[PROBLEM DESCRIPTION]:
Write out the complete material exactly as it stands.

[DATA TO USE]:
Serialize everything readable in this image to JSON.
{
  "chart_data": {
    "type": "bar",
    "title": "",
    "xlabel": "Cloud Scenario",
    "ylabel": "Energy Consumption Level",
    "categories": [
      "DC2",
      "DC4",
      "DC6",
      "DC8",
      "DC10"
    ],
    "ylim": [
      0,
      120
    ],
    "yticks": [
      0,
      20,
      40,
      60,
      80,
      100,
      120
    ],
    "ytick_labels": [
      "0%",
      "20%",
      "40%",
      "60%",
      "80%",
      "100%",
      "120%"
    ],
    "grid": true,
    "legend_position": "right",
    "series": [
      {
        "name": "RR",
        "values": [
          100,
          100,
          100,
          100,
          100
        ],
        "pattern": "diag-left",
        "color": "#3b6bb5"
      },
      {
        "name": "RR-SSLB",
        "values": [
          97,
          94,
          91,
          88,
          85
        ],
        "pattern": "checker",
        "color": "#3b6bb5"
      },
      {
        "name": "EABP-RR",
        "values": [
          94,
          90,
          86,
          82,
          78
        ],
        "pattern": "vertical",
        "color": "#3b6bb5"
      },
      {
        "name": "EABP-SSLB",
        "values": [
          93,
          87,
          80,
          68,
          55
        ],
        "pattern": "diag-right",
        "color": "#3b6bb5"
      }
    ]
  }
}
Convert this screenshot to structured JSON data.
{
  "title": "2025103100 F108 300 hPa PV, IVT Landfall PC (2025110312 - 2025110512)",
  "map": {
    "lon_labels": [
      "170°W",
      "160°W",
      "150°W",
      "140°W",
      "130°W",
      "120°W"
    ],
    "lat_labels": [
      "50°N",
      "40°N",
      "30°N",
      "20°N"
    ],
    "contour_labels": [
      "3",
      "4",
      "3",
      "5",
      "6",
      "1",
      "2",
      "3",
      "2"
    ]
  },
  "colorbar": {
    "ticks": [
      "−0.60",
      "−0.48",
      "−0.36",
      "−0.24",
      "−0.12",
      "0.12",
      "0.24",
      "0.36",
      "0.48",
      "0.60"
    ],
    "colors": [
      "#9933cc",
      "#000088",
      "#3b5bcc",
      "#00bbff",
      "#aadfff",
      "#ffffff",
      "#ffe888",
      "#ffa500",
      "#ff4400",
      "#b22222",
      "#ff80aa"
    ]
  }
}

[ANSWER TO THIS PROBLEM]:
Serialize everything readable in this image to JSON.
{
  "chart_data": {
    "type": "bar",
    "title": "",
    "xlabel": "Cloud Scenario",
    "ylabel": "Energy Consumption Level",
    "categories": [
      "DC2",
      "DC4",
      "DC6",
      "DC8",
      "DC10"
    ],
    "ylim": [
      0,
      120
    ],
    "yticks": [
      0,
      20,
      40,
      60,
      80,
      100,
      120
    ],
    "ytick_labels": [
      "0%",
      "20%",
      "40%",
      "60%",
      "80%",
      "100%",
      "120%"
    ],
    "grid": true,
    "legend_position": "right",
    "series": [
      {
        "name": "RR",
        "values": [
          100,
          100,
          100,
          100,
          100
        ],
        "pattern": "diag-left",
        "color": "#3b6bb5"
      },
      {
        "name": "RR-SSLB",
        "values": [
          97,
          94,
          91,
          88,
          85
        ],
        "pattern": "checker",
        "color": "#3b6bb5"
      },
      {
        "name": "EABP-RR",
        "values": [
          94,
          90,
          86,
          82,
          78
        ],
        "pattern": "vertical",
        "color": "#3b6bb5"
      },
      {
        "name": "EABP-SSLB",
        "values": [
          93,
          87,
          80,
          68,
          55
        ],
        "pattern": "diag-right",
        "color": "#3b6bb5"
      }
    ]
  }
}
Convert this screenshot to structured JSON data.
{
  "title": "2025103100 F108 300 hPa PV, IVT Landfall PC (2025110312 - 2025110512)",
  "map": {
    "lon_labels": [
      "170°W",
      "160°W",
      "150°W",
      "140°W",
      "130°W",
      "120°W"
    ],
    "lat_labels": [
      "50°N",
      "40°N",
      "30°N",
      "20°N"
    ],
    "contour_labels": [
      "3",
      "4",
      "3",
      "5",
      "6",
      "1",
      "2",
      "3",
      "2"
    ]
  },
  "colorbar": {
    "ticks": [
      "−0.60",
      "−0.48",
      "−0.36",
      "−0.24",
      "−0.12",
      "0.12",
      "0.24",
      "0.36",
      "0.48",
      "0.60"
    ],
    "colors": [
      "#9933cc",
      "#000088",
      "#3b5bcc",
      "#00bbff",
      "#aadfff",
      "#ffffff",
      "#ffe888",
      "#ffa500",
      "#ff4400",
      "#b22222",
      "#ff80aa"
    ]
  }
}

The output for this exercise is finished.